Dataset:
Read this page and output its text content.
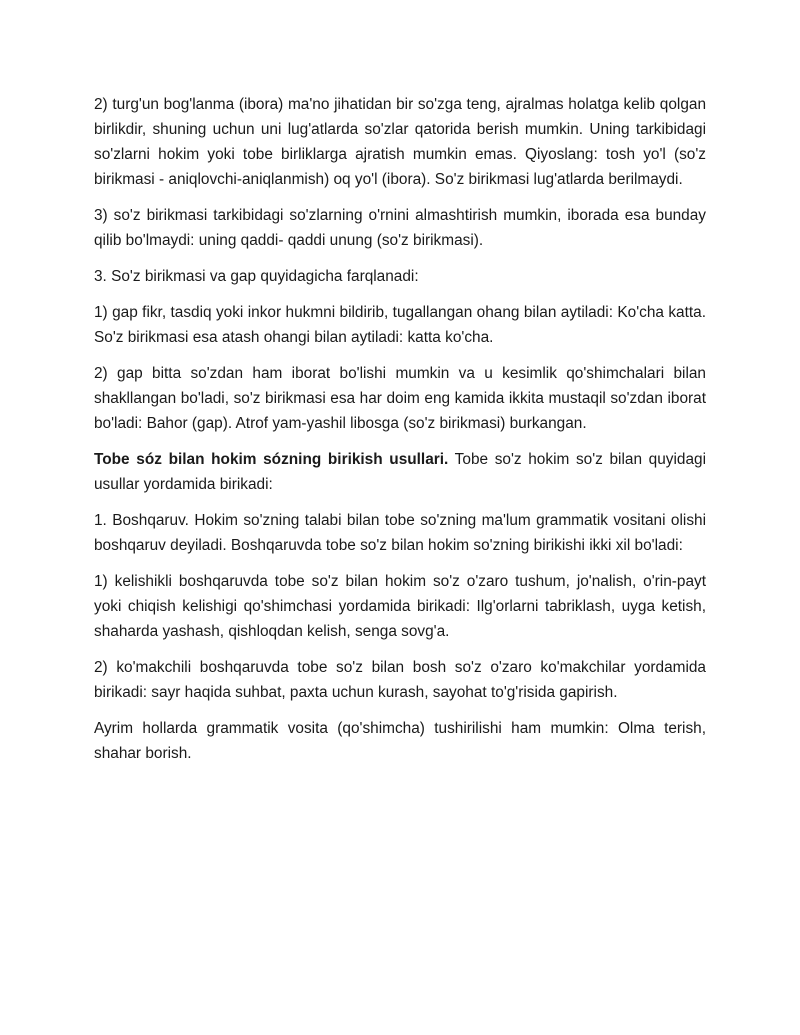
2) turg'un bog'lanma (ibora) ma'no jihatidan bir so'zga teng, ajralmas holatga kelib qolgan birlikdir, shuning uchun uni lug'atlarda so'zlar qatorida berish mumkin. Uning tarkibidagi so'zlarni hokim yoki tobe birliklarga ajratish mumkin emas. Qiyoslang: tosh yo'l (so'z birikmasi - aniqlovchi-aniqlanmish) oq yo'l (ibora). So'z birikmasi lug'atlarda berilmaydi.

3) so'z birikmasi tarkibidagi so'zlarning o'rnini almashtirish mumkin, iborada esa bunday qilib bo'lmaydi: uning qaddi- qaddi unung (so'z birikmasi).

3. So'z birikmasi va gap quyidagicha farqlanadi:

1) gap fikr, tasdiq yoki inkor hukmni bildirib, tugallangan ohang bilan aytiladi: Ko'cha katta. So'z birikmasi esa atash ohangi bilan aytiladi: katta ko'cha.

2) gap bitta so'zdan ham iborat bo'lishi mumkin va u kesimlik qo'shimchalari bilan shakllangan bo'ladi, so'z birikmasi esa har doim eng kamida ikkita mustaqil so'zdan iborat bo'ladi: Bahor (gap). Atrof yam-yashil libosga (so'z birikmasi) burkangan.

Tobe sóz bilan hokim sózning birikish usullari. Tobe so'z hokim so'z bilan quyidagi usullar yordamida birikadi:

1. Boshqaruv. Hokim so'zning talabi bilan tobe so'zning ma'lum grammatik vositani olishi boshqaruv deyiladi. Boshqaruvda tobe so'z bilan hokim so'zning birikishi ikki xil bo'ladi:

1) kelishikli boshqaruvda tobe so'z bilan hokim so'z o'zaro tushum, jo'nalish, o'rin-payt yoki chiqish kelishigi qo'shimchasi yordamida birikadi: Ilg'orlarni tabriklash, uyga ketish, shaharda yashash, qishloqdan kelish, senga sovg'a.

2) ko'makchili boshqaruvda tobe so'z bilan bosh so'z o'zaro ko'makchilar yordamida birikadi: sayr haqida suhbat, paxta uchun kurash, sayohat to'g'risida gapirish.

Ayrim hollarda grammatik vosita (qo'shimcha) tushirilishi ham mumkin: Olma terish, shahar borish.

Exercise objective:
Print all of the entries word for word. Skip any images they contain.

Full response:
Read this page and output its text content.
2) turg'un bog'lanma (ibora) ma'no jihatidan bir so'zga teng, ajralmas holatga kelib qolgan birlikdir, shuning uchun uni lug'atlarda so'zlar qatorida berish mumkin. Uning tarkibidagi so'zlarni hokim yoki tobe birliklarga ajratish mumkin emas. Qiyoslang: tosh yo'l (so'z birikmasi - aniqlovchi-aniqlanmish) oq yo'l (ibora). So'z birikmasi lug'atlarda berilmaydi.

3) so'z birikmasi tarkibidagi so'zlarning o'rnini almashtirish mumkin, iborada esa bunday qilib bo'lmaydi: uning qaddi- qaddi unung (so'z birikmasi).

3. So'z birikmasi va gap quyidagicha farqlanadi:

1) gap fikr, tasdiq yoki inkor hukmni bildirib, tugallangan ohang bilan aytiladi: Ko'cha katta. So'z birikmasi esa atash ohangi bilan aytiladi: katta ko'cha.

2) gap bitta so'zdan ham iborat bo'lishi mumkin va u kesimlik qo'shimchalari bilan shakllangan bo'ladi, so'z birikmasi esa har doim eng kamida ikkita mustaqil so'zdan iborat bo'ladi: Bahor (gap). Atrof yam-yashil libosga (so'z birikmasi) burkangan.

Tobe sóz bilan hokim sózning birikish usullari. Tobe so'z hokim so'z bilan quyidagi usullar yordamida birikadi:

1. Boshqaruv. Hokim so'zning talabi bilan tobe so'zning ma'lum grammatik vositani olishi boshqaruv deyiladi. Boshqaruvda tobe so'z bilan hokim so'zning birikishi ikki xil bo'ladi:

1) kelishikli boshqaruvda tobe so'z bilan hokim so'z o'zaro tushum, jo'nalish, o'rin-payt yoki chiqish kelishigi qo'shimchasi yordamida birikadi: Ilg'orlarni tabriklash, uyga ketish, shaharda yashash, qishloqdan kelish, senga sovg'a.

2) ko'makchili boshqaruvda tobe so'z bilan bosh so'z o'zaro ko'makchilar yordamida birikadi: sayr haqida suhbat, paxta uchun kurash, sayohat to'g'risida gapirish.

Ayrim hollarda grammatik vosita (qo'shimcha) tushirilishi ham mumkin: Olma terish, shahar borish.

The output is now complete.